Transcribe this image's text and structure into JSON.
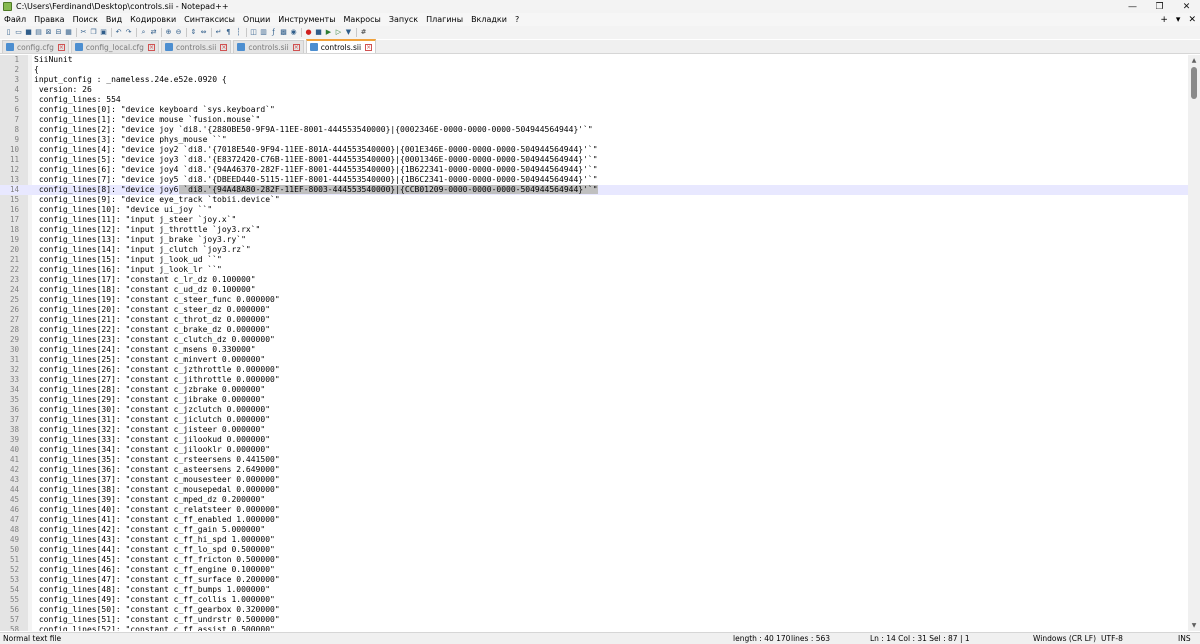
{
  "window": {
    "title": "C:\\Users\\Ferdinand\\Desktop\\controls.sii - Notepad++",
    "controls": {
      "minimize": "—",
      "maximize": "❐",
      "close": "✕"
    }
  },
  "menu": {
    "items": [
      "Файл",
      "Правка",
      "Поиск",
      "Вид",
      "Кодировки",
      "Синтаксисы",
      "Опции",
      "Инструменты",
      "Макросы",
      "Запуск",
      "Плагины",
      "Вкладки",
      "?"
    ],
    "right": {
      "add": "+",
      "dropdown": "▾",
      "close": "✕"
    }
  },
  "toolbar": {
    "icons": [
      "new-file-icon",
      "open-file-icon",
      "save-icon",
      "save-all-icon",
      "close-icon",
      "close-all-icon",
      "print-icon",
      "cut-icon",
      "copy-icon",
      "paste-icon",
      "undo-icon",
      "redo-icon",
      "find-icon",
      "replace-icon",
      "zoom-in-icon",
      "zoom-out-icon",
      "sync-vertical-icon",
      "sync-horizontal-icon",
      "word-wrap-icon",
      "show-all-chars-icon",
      "indent-guide-icon",
      "language-icon",
      "doc-map-icon",
      "function-list-icon",
      "folder-workspace-icon",
      "monitoring-icon",
      "record-macro-icon",
      "stop-macro-icon",
      "play-macro-icon",
      "run-macro-icon",
      "save-macro-icon",
      "spell-icon"
    ]
  },
  "tabs": [
    {
      "label": "config.cfg",
      "active": false
    },
    {
      "label": "config_local.cfg",
      "active": false
    },
    {
      "label": "controls.sii",
      "active": false
    },
    {
      "label": "controls.sii",
      "active": false
    },
    {
      "label": "controls.sii",
      "active": true
    }
  ],
  "editor": {
    "current_line": 14,
    "selection": {
      "line": 14,
      "prefix": " config_lines[8]: \"device joy6",
      "selected": " `di8.'{94A48A80-282F-11EF-8003-444553540000}|{CCB01209-0000-0000-0000-504944564944}'`\""
    },
    "lines": [
      {
        "n": "1",
        "text": "SiiNunit"
      },
      {
        "n": "2",
        "text": "{"
      },
      {
        "n": "3",
        "text": "input_config : _nameless.24e.e52e.0920 {"
      },
      {
        "n": "4",
        "text": " version: 26"
      },
      {
        "n": "5",
        "text": " config_lines: 554"
      },
      {
        "n": "6",
        "text": " config_lines[0]: \"device keyboard `sys.keyboard`\""
      },
      {
        "n": "7",
        "text": " config_lines[1]: \"device mouse `fusion.mouse`\""
      },
      {
        "n": "8",
        "text": " config_lines[2]: \"device joy `di8.'{2880BE50-9F9A-11EE-8001-444553540000}|{0002346E-0000-0000-0000-504944564944}'`\""
      },
      {
        "n": "9",
        "text": " config_lines[3]: \"device phys_mouse ``\""
      },
      {
        "n": "10",
        "text": " config_lines[4]: \"device joy2 `di8.'{7018E540-9F94-11EE-801A-444553540000}|{001E346E-0000-0000-0000-504944564944}'`\""
      },
      {
        "n": "11",
        "text": " config_lines[5]: \"device joy3 `di8.'{E8372420-C76B-11EE-8001-444553540000}|{0001346E-0000-0000-0000-504944564944}'`\""
      },
      {
        "n": "12",
        "text": " config_lines[6]: \"device joy4 `di8.'{94A46370-282F-11EF-8001-444553540000}|{1B622341-0000-0000-0000-504944564944}'`\""
      },
      {
        "n": "13",
        "text": " config_lines[7]: \"device joy5 `di8.'{DBEED440-5115-11EF-8001-444553540000}|{1B6C2341-0000-0000-0000-504944564944}'`\""
      },
      {
        "n": "14",
        "text": ""
      },
      {
        "n": "15",
        "text": " config_lines[9]: \"device eye_track `tobii.device`\""
      },
      {
        "n": "16",
        "text": " config_lines[10]: \"device ui_joy ``\""
      },
      {
        "n": "17",
        "text": " config_lines[11]: \"input j_steer `joy.x`\""
      },
      {
        "n": "18",
        "text": " config_lines[12]: \"input j_throttle `joy3.rx`\""
      },
      {
        "n": "19",
        "text": " config_lines[13]: \"input j_brake `joy3.ry`\""
      },
      {
        "n": "20",
        "text": " config_lines[14]: \"input j_clutch `joy3.rz`\""
      },
      {
        "n": "21",
        "text": " config_lines[15]: \"input j_look_ud ``\""
      },
      {
        "n": "22",
        "text": " config_lines[16]: \"input j_look_lr ``\""
      },
      {
        "n": "23",
        "text": " config_lines[17]: \"constant c_lr_dz 0.100000\""
      },
      {
        "n": "24",
        "text": " config_lines[18]: \"constant c_ud_dz 0.100000\""
      },
      {
        "n": "25",
        "text": " config_lines[19]: \"constant c_steer_func 0.000000\""
      },
      {
        "n": "26",
        "text": " config_lines[20]: \"constant c_steer_dz 0.000000\""
      },
      {
        "n": "27",
        "text": " config_lines[21]: \"constant c_throt_dz 0.000000\""
      },
      {
        "n": "28",
        "text": " config_lines[22]: \"constant c_brake_dz 0.000000\""
      },
      {
        "n": "29",
        "text": " config_lines[23]: \"constant c_clutch_dz 0.000000\""
      },
      {
        "n": "30",
        "text": " config_lines[24]: \"constant c_msens 0.330000\""
      },
      {
        "n": "31",
        "text": " config_lines[25]: \"constant c_minvert 0.000000\""
      },
      {
        "n": "32",
        "text": " config_lines[26]: \"constant c_jzthrottle 0.000000\""
      },
      {
        "n": "33",
        "text": " config_lines[27]: \"constant c_jithrottle 0.000000\""
      },
      {
        "n": "34",
        "text": " config_lines[28]: \"constant c_jzbrake 0.000000\""
      },
      {
        "n": "35",
        "text": " config_lines[29]: \"constant c_jibrake 0.000000\""
      },
      {
        "n": "36",
        "text": " config_lines[30]: \"constant c_jzclutch 0.000000\""
      },
      {
        "n": "37",
        "text": " config_lines[31]: \"constant c_jiclutch 0.000000\""
      },
      {
        "n": "38",
        "text": " config_lines[32]: \"constant c_jisteer 0.000000\""
      },
      {
        "n": "39",
        "text": " config_lines[33]: \"constant c_jilookud 0.000000\""
      },
      {
        "n": "40",
        "text": " config_lines[34]: \"constant c_jilooklr 0.000000\""
      },
      {
        "n": "41",
        "text": " config_lines[35]: \"constant c_rsteersens 0.441500\""
      },
      {
        "n": "42",
        "text": " config_lines[36]: \"constant c_asteersens 2.649000\""
      },
      {
        "n": "43",
        "text": " config_lines[37]: \"constant c_mousesteer 0.000000\""
      },
      {
        "n": "44",
        "text": " config_lines[38]: \"constant c_mousepedal 0.000000\""
      },
      {
        "n": "45",
        "text": " config_lines[39]: \"constant c_mped_dz 0.200000\""
      },
      {
        "n": "46",
        "text": " config_lines[40]: \"constant c_relatsteer 0.000000\""
      },
      {
        "n": "47",
        "text": " config_lines[41]: \"constant c_ff_enabled 1.000000\""
      },
      {
        "n": "48",
        "text": " config_lines[42]: \"constant c_ff_gain 5.000000\""
      },
      {
        "n": "49",
        "text": " config_lines[43]: \"constant c_ff_hi_spd 1.000000\""
      },
      {
        "n": "50",
        "text": " config_lines[44]: \"constant c_ff_lo_spd 0.500000\""
      },
      {
        "n": "51",
        "text": " config_lines[45]: \"constant c_ff_fricton 0.500000\""
      },
      {
        "n": "52",
        "text": " config_lines[46]: \"constant c_ff_engine 0.100000\""
      },
      {
        "n": "53",
        "text": " config_lines[47]: \"constant c_ff_surface 0.200000\""
      },
      {
        "n": "54",
        "text": " config_lines[48]: \"constant c_ff_bumps 1.000000\""
      },
      {
        "n": "55",
        "text": " config_lines[49]: \"constant c_ff_collis 1.000000\""
      },
      {
        "n": "56",
        "text": " config_lines[50]: \"constant c_ff_gearbox 0.320000\""
      },
      {
        "n": "57",
        "text": " config_lines[51]: \"constant c_ff_undrstr 0.500000\""
      },
      {
        "n": "58",
        "text": " config_lines[52]: \"constant c_ff_assist 0.500000\""
      }
    ]
  },
  "statusbar": {
    "file_type": "Normal text file",
    "length": "length : 40 170",
    "lines": "lines : 563",
    "position": "Ln : 14    Col : 31    Sel : 87 | 1",
    "eol": "Windows (CR LF)",
    "encoding": "UTF-8",
    "mode": "INS"
  }
}
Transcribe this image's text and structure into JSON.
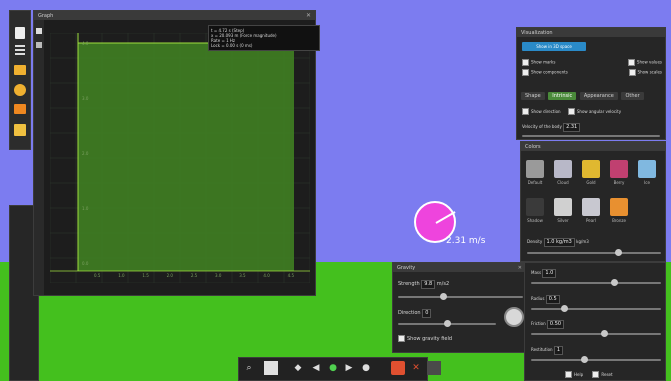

········

**Exercise brief**
Copy all lines from the listing that contain "macro".

**Final result**
      "record-macro-icon",
      "stop-macro-icon",
      "play-macro-icon",
      "run-macro-icon",
      "save-macro-icon",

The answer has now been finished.